■ PROBLEM DESCRIPTION ■
Find the lines containing the word "true" and copy every one of them.

● ● ●

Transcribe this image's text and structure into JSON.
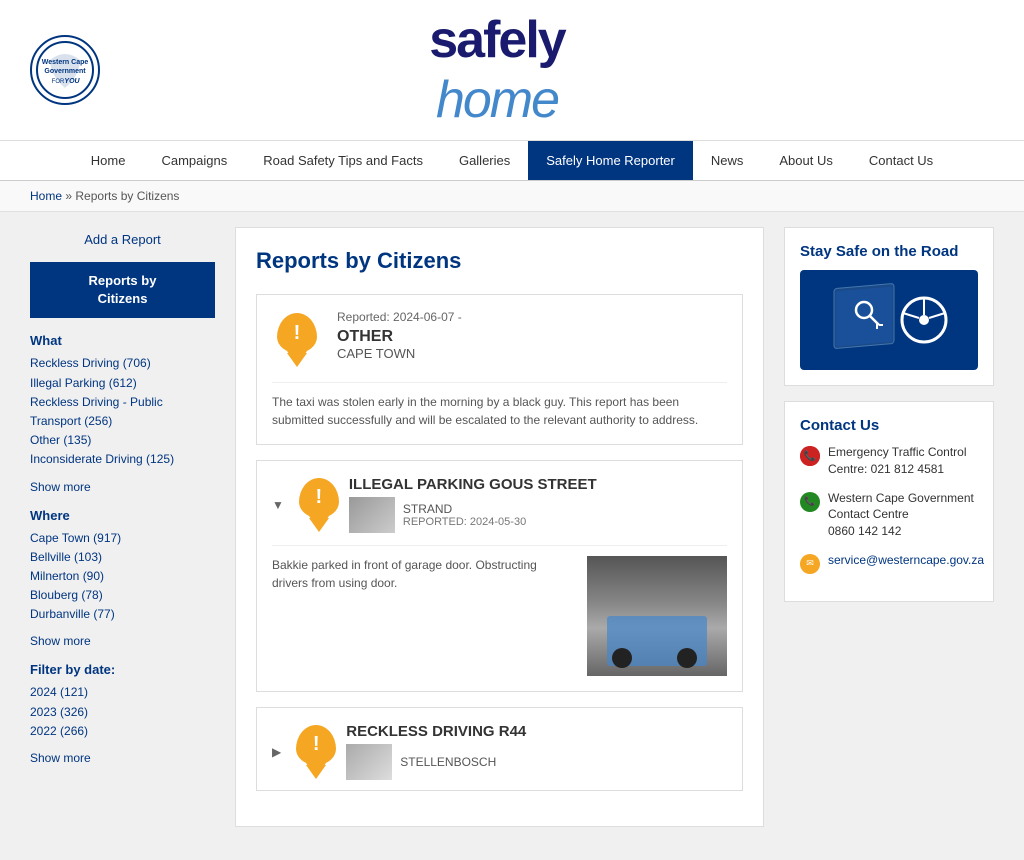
{
  "header": {
    "logo_org": "Western Cape\nGovernment",
    "logo_for": "FoR",
    "logo_you": "You",
    "site_title_safely": "safely",
    "site_title_home": "home"
  },
  "nav": {
    "items": [
      {
        "label": "Home",
        "active": false
      },
      {
        "label": "Campaigns",
        "active": false
      },
      {
        "label": "Road Safety Tips and Facts",
        "active": false
      },
      {
        "label": "Galleries",
        "active": false
      },
      {
        "label": "Safely Home Reporter",
        "active": true
      },
      {
        "label": "News",
        "active": false
      },
      {
        "label": "About Us",
        "active": false
      },
      {
        "label": "Contact Us",
        "active": false
      }
    ]
  },
  "breadcrumb": {
    "home": "Home",
    "separator": "»",
    "current": "Reports by Citizens"
  },
  "sidebar": {
    "add_report": "Add a Report",
    "reports_btn": "Reports by\nCitizens",
    "what_label": "What",
    "what_items": [
      "Reckless Driving (706)",
      "Illegal Parking (612)",
      "Reckless Driving - Public Transport (256)",
      "Other (135)",
      "Inconsiderate Driving (125)"
    ],
    "what_show_more": "Show more",
    "where_label": "Where",
    "where_items": [
      "Cape Town (917)",
      "Bellville (103)",
      "Milnerton (90)",
      "Blouberg (78)",
      "Durbanville (77)"
    ],
    "where_show_more": "Show more",
    "date_label": "Filter by date:",
    "date_items": [
      "2024 (121)",
      "2023 (326)",
      "2022 (266)"
    ],
    "date_show_more": "Show more"
  },
  "content": {
    "title": "Reports by Citizens",
    "reports": [
      {
        "date": "Reported: 2024-06-07 -",
        "type": "OTHER",
        "location": "CAPE TOWN",
        "body": "The taxi was stolen early in the morning by a black guy. This report has been submitted successfully and will be escalated to the relevant authority to address.",
        "has_image": false
      },
      {
        "title": "ILLEGAL PARKING GOUS STREET",
        "sublocation": "STRAND",
        "reported": "REPORTED: 2024-05-30",
        "body": "Bakkie parked in front of garage door. Obstructing drivers from using door.",
        "has_image": true
      },
      {
        "title": "RECKLESS DRIVING R44",
        "sublocation": "STELLENBOSCH",
        "has_image": true,
        "partial": true
      }
    ]
  },
  "right_sidebar": {
    "stay_safe_title": "Stay Safe on the Road",
    "contact_title": "Contact Us",
    "contacts": [
      {
        "color": "red",
        "label": "Emergency Traffic Control Centre: 021 812 4581"
      },
      {
        "color": "green",
        "label": "Western Cape Government Contact Centre",
        "extra": "0860 142 142"
      },
      {
        "color": "orange",
        "label": "service@westerncape.gov.za",
        "is_email": true
      }
    ]
  }
}
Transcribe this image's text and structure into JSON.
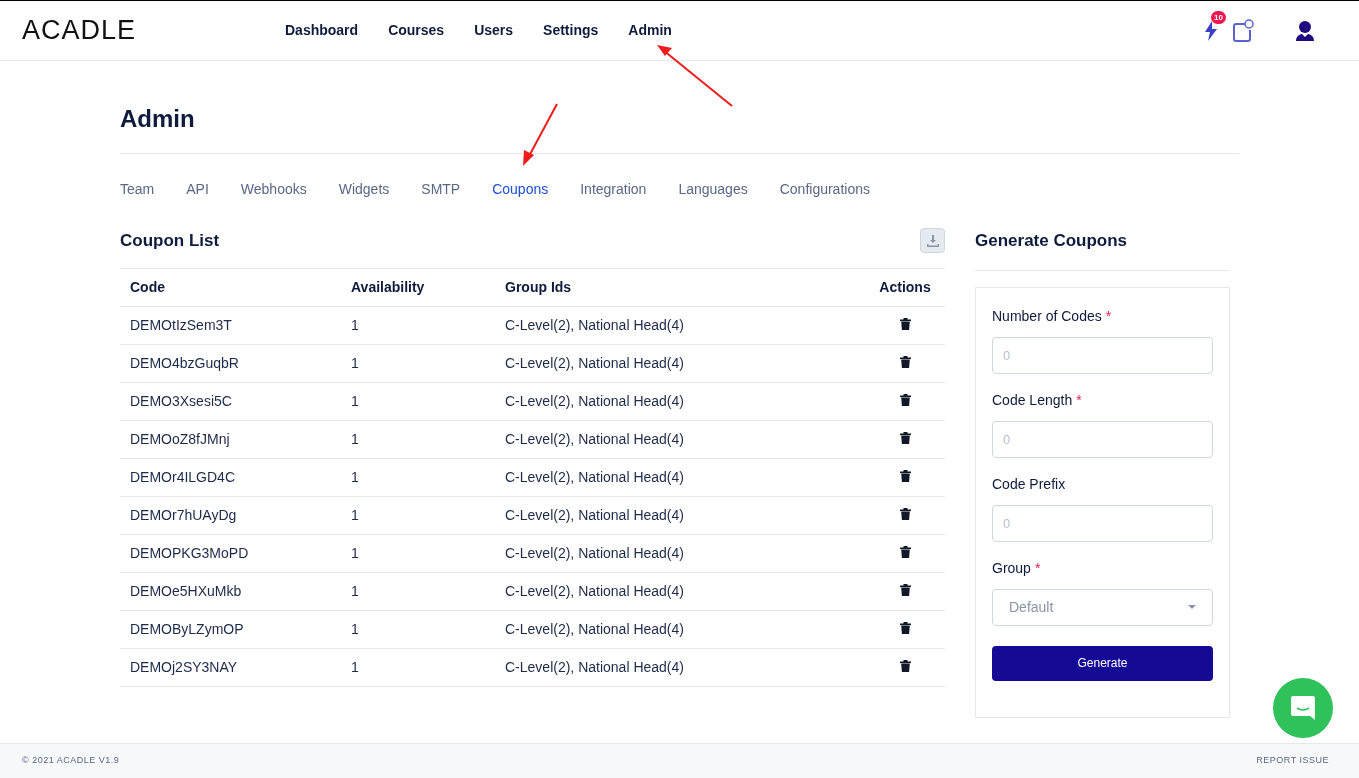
{
  "header": {
    "logo": "ACADLE",
    "nav": [
      {
        "label": "Dashboard",
        "selected": false
      },
      {
        "label": "Courses",
        "selected": false
      },
      {
        "label": "Users",
        "selected": false
      },
      {
        "label": "Settings",
        "selected": false
      },
      {
        "label": "Admin",
        "selected": false
      }
    ],
    "notification_count": "10"
  },
  "page": {
    "title": "Admin",
    "tabs": [
      {
        "label": "Team",
        "selected": false
      },
      {
        "label": "API",
        "selected": false
      },
      {
        "label": "Webhooks",
        "selected": false
      },
      {
        "label": "Widgets",
        "selected": false
      },
      {
        "label": "SMTP",
        "selected": false
      },
      {
        "label": "Coupons",
        "selected": true
      },
      {
        "label": "Integration",
        "selected": false
      },
      {
        "label": "Languages",
        "selected": false
      },
      {
        "label": "Configurations",
        "selected": false
      }
    ]
  },
  "coupon_list": {
    "title": "Coupon List",
    "columns": [
      "Code",
      "Availability",
      "Group Ids",
      "Actions"
    ],
    "rows": [
      {
        "code": "DEMOtIzSem3T",
        "availability": "1",
        "group_ids": "C-Level(2), National Head(4)"
      },
      {
        "code": "DEMO4bzGuqbR",
        "availability": "1",
        "group_ids": "C-Level(2), National Head(4)"
      },
      {
        "code": "DEMO3Xsesi5C",
        "availability": "1",
        "group_ids": "C-Level(2), National Head(4)"
      },
      {
        "code": "DEMOoZ8fJMnj",
        "availability": "1",
        "group_ids": "C-Level(2), National Head(4)"
      },
      {
        "code": "DEMOr4ILGD4C",
        "availability": "1",
        "group_ids": "C-Level(2), National Head(4)"
      },
      {
        "code": "DEMOr7hUAyDg",
        "availability": "1",
        "group_ids": "C-Level(2), National Head(4)"
      },
      {
        "code": "DEMOPKG3MoPD",
        "availability": "1",
        "group_ids": "C-Level(2), National Head(4)"
      },
      {
        "code": "DEMOe5HXuMkb",
        "availability": "1",
        "group_ids": "C-Level(2), National Head(4)"
      },
      {
        "code": "DEMOByLZymOP",
        "availability": "1",
        "group_ids": "C-Level(2), National Head(4)"
      },
      {
        "code": "DEMOj2SY3NAY",
        "availability": "1",
        "group_ids": "C-Level(2), National Head(4)"
      }
    ]
  },
  "generate": {
    "title": "Generate Coupons",
    "fields": [
      {
        "kind": "input",
        "label": "Number of Codes",
        "required_mark": "*",
        "placeholder": "0"
      },
      {
        "kind": "input",
        "label": "Code Length",
        "required_mark": "*",
        "placeholder": "0"
      },
      {
        "kind": "input",
        "label": "Code Prefix",
        "placeholder": "0"
      },
      {
        "kind": "select",
        "label": "Group",
        "required_mark": "*",
        "placeholder": "Default"
      }
    ],
    "button": "Generate"
  },
  "footer": {
    "copyright": "© 2021 ACADLE V1.9",
    "link": "REPORT ISSUE"
  }
}
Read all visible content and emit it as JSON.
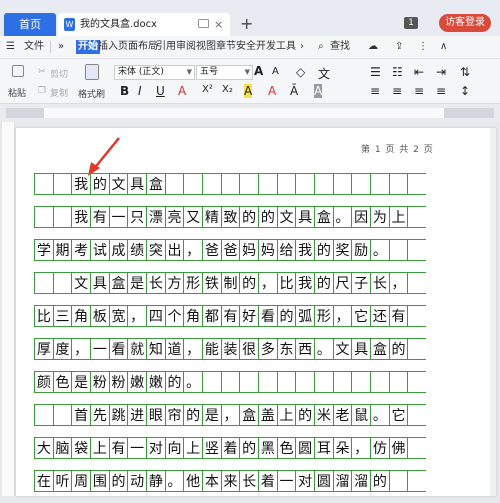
{
  "tabs": {
    "home": "首页",
    "doc_title": "我的文具盒.docx",
    "badge": "1",
    "login": "访客登录"
  },
  "menu": [
    "文件",
    "开始",
    "插入",
    "页面布局",
    "引用",
    "审阅",
    "视图",
    "章节",
    "安全",
    "开发工具",
    "查找"
  ],
  "ribbon": {
    "cut": "剪切",
    "paste": "粘贴",
    "copy": "复制",
    "format_painter": "格式刷",
    "font": "宋体 (正文)",
    "size": "五号",
    "bold": "B",
    "italic": "I",
    "underline": "U",
    "sup": "X²",
    "sub": "X₂"
  },
  "page_number": "第 1 页 共 2 页",
  "document_lines": [
    "我的文具盒",
    "我有一只漂亮又精致的的文具盒。因为上",
    "学期考试成绩突出，爸爸妈妈给我的奖励。",
    "文具盒是长方形铁制的，比我的尺子长，",
    "比三角板宽，四个角都有好看的弧形，它还有",
    "厚度，一看就知道，能装很多东西。文具盒的",
    "颜色是粉粉嫩嫩的。",
    "首先跳进眼帘的是，盒盖上的米老鼠。它",
    "大脑袋上有一对向上竖着的黑色圆耳朵，仿佛",
    "在听周围的动静。他本来长着一对圆溜溜的"
  ],
  "first_line_indents": [
    2,
    2,
    0,
    2,
    0,
    0,
    0,
    2,
    0,
    0
  ],
  "colors": {
    "grid": "#3d9a3d",
    "accent": "#2f6fe4",
    "login": "#d94a3a",
    "arrow": "#e23a2a"
  }
}
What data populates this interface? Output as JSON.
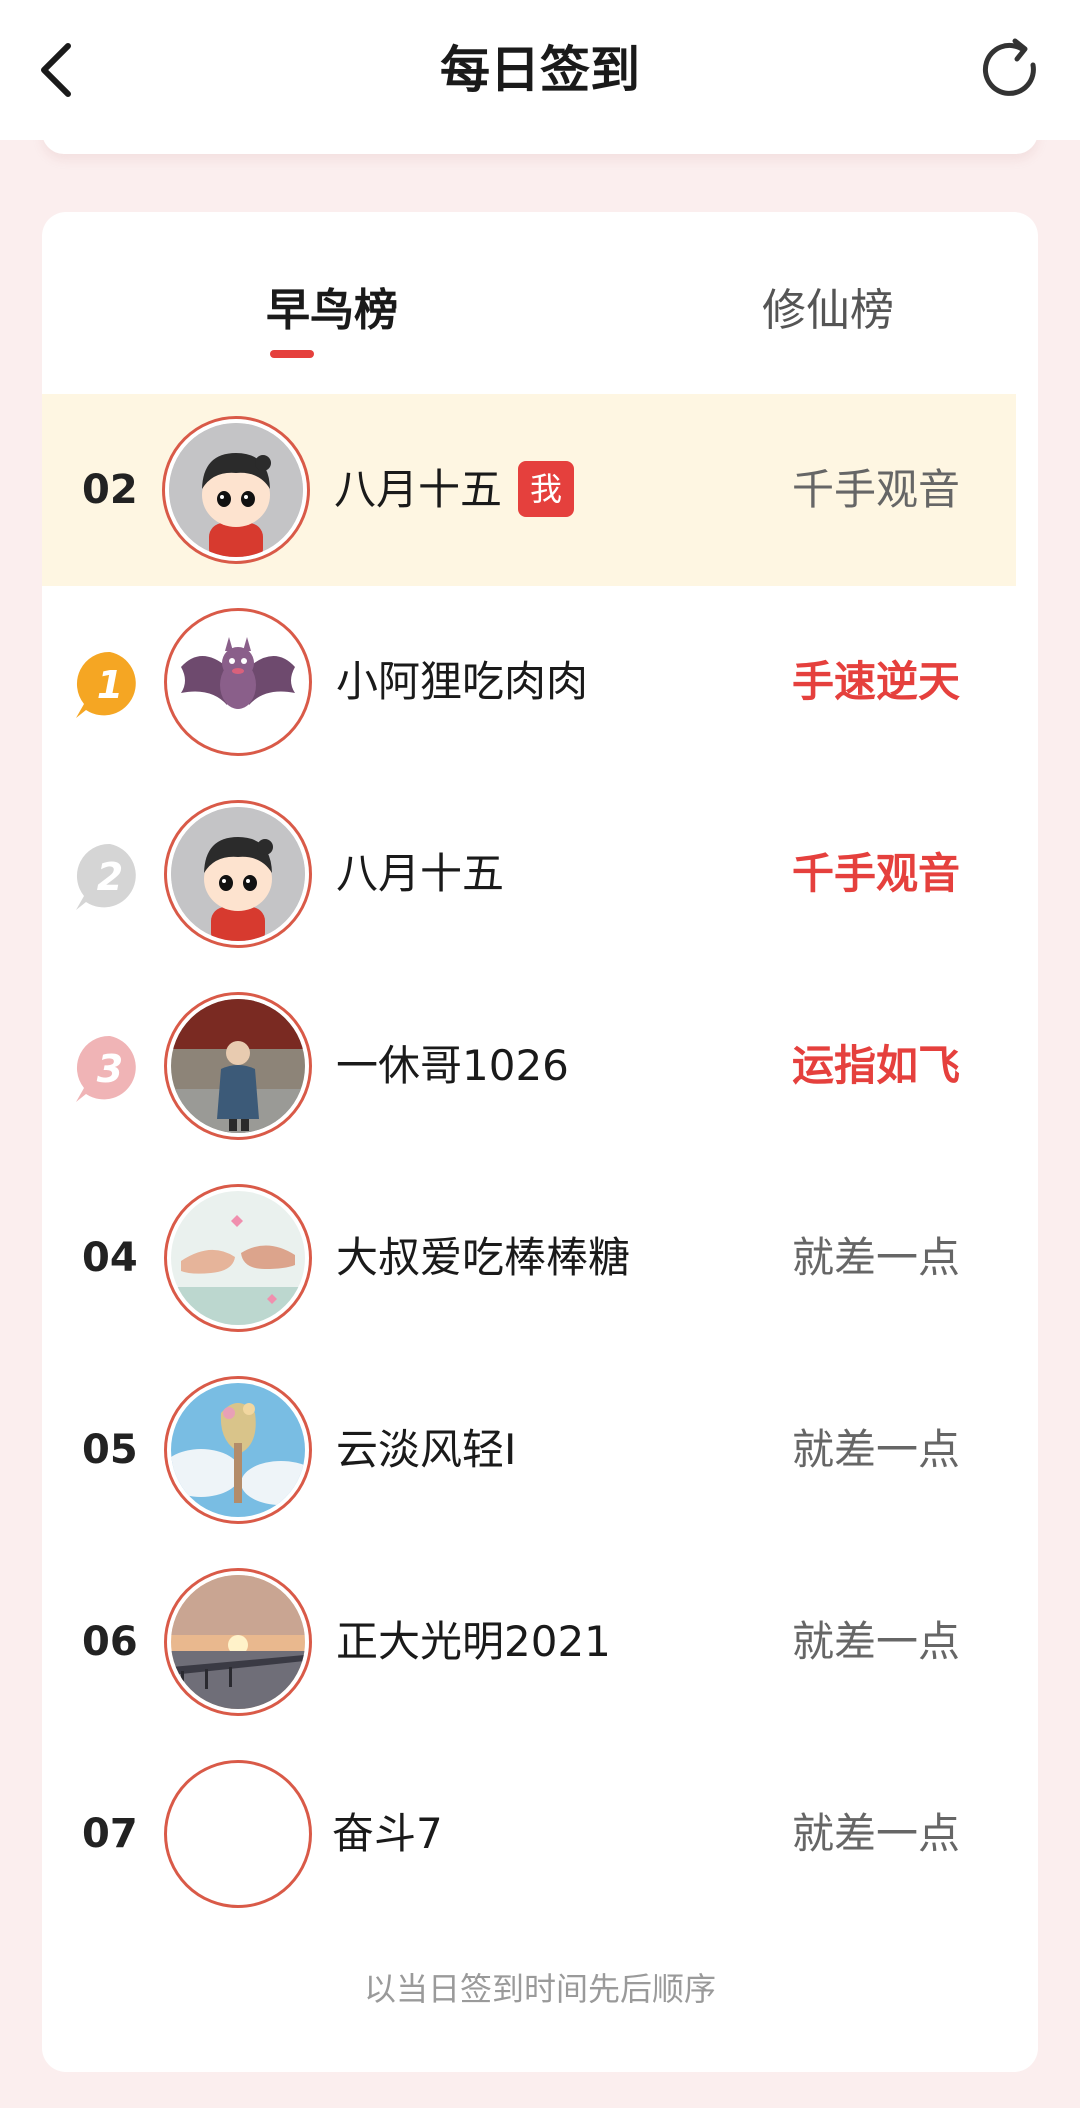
{
  "header": {
    "title": "每日签到"
  },
  "tabs": [
    {
      "label": "早鸟榜",
      "active": true
    },
    {
      "label": "修仙榜",
      "active": false
    }
  ],
  "me": {
    "rank": "02",
    "name": "八月十五",
    "badge": "我",
    "title": "千手观音"
  },
  "leaderboard": [
    {
      "rank": "1",
      "name": "小阿狸吃肉肉",
      "title": "手速逆天",
      "avatar_icon": "bat-avatar"
    },
    {
      "rank": "2",
      "name": "八月十五",
      "title": "千手观音",
      "avatar_icon": "cartoon-boy-avatar"
    },
    {
      "rank": "3",
      "name": "一休哥1026",
      "title": "运指如飞",
      "avatar_icon": "child-photo-avatar"
    },
    {
      "rank": "04",
      "name": "大叔爱吃棒棒糖",
      "title": "就差一点",
      "avatar_icon": "hands-photo-avatar"
    },
    {
      "rank": "05",
      "name": "云淡风轻I",
      "title": "就差一点",
      "avatar_icon": "flower-sky-avatar"
    },
    {
      "rank": "06",
      "name": "正大光明2021",
      "title": "就差一点",
      "avatar_icon": "sunset-avatar"
    },
    {
      "rank": "07",
      "name": "奋斗7",
      "title": "就差一点",
      "avatar_icon": "empty-avatar"
    }
  ],
  "footer_note": "以当日签到时间先后顺序",
  "colors": {
    "accent": "#e5403d",
    "gold": "#f5a623",
    "silver": "#d5d5d5",
    "bronze": "#f0b4b6",
    "highlight_row": "#fef6e2",
    "page_bg": "#fbeeee"
  }
}
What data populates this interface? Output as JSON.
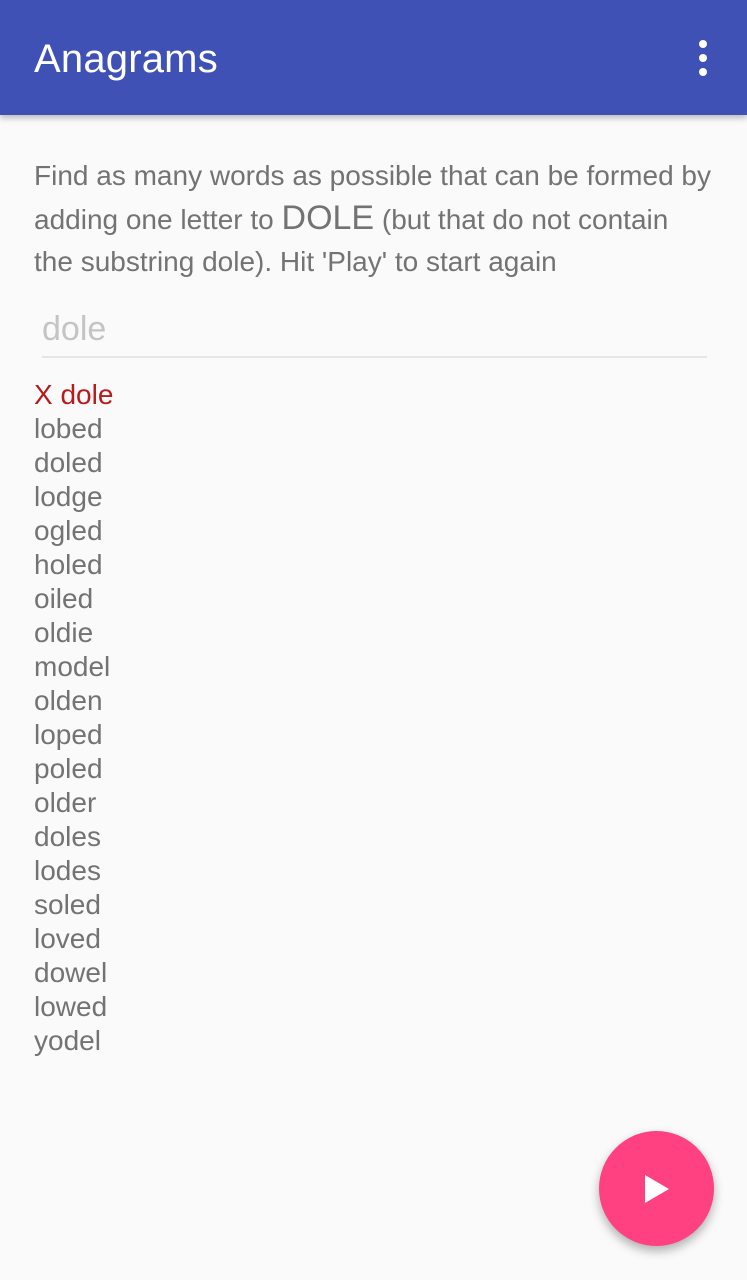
{
  "app_bar": {
    "title": "Anagrams",
    "menu_icon": "more-vert-icon"
  },
  "instructions": {
    "part1": "Find as many words as possible that can be formed by adding one letter to ",
    "starter_word": "DOLE",
    "part2": " (but that do not contain the substring dole). Hit 'Play' to start again"
  },
  "guess_input": {
    "value": "",
    "placeholder": "dole"
  },
  "words": [
    {
      "text": "X dole",
      "status": "wrong"
    },
    {
      "text": "lobed",
      "status": "missed"
    },
    {
      "text": "doled",
      "status": "missed"
    },
    {
      "text": "lodge",
      "status": "missed"
    },
    {
      "text": "ogled",
      "status": "missed"
    },
    {
      "text": "holed",
      "status": "missed"
    },
    {
      "text": "oiled",
      "status": "missed"
    },
    {
      "text": "oldie",
      "status": "missed"
    },
    {
      "text": "model",
      "status": "missed"
    },
    {
      "text": "olden",
      "status": "missed"
    },
    {
      "text": "loped",
      "status": "missed"
    },
    {
      "text": "poled",
      "status": "missed"
    },
    {
      "text": "older",
      "status": "missed"
    },
    {
      "text": "doles",
      "status": "missed"
    },
    {
      "text": "lodes",
      "status": "missed"
    },
    {
      "text": "soled",
      "status": "missed"
    },
    {
      "text": "loved",
      "status": "missed"
    },
    {
      "text": "dowel",
      "status": "missed"
    },
    {
      "text": "lowed",
      "status": "missed"
    },
    {
      "text": "yodel",
      "status": "missed"
    }
  ],
  "fab": {
    "icon": "play-icon"
  },
  "colors": {
    "primary": "#3f51b5",
    "accent": "#ff4081",
    "wrong": "#b71c1c",
    "text": "#737373"
  }
}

● ● ●

■ FINAL RESULT ■
        "active": true
        "has_image": true
        "has_image": true,
        "partial": true
        "is_email": true
        "selected": true
      "active": true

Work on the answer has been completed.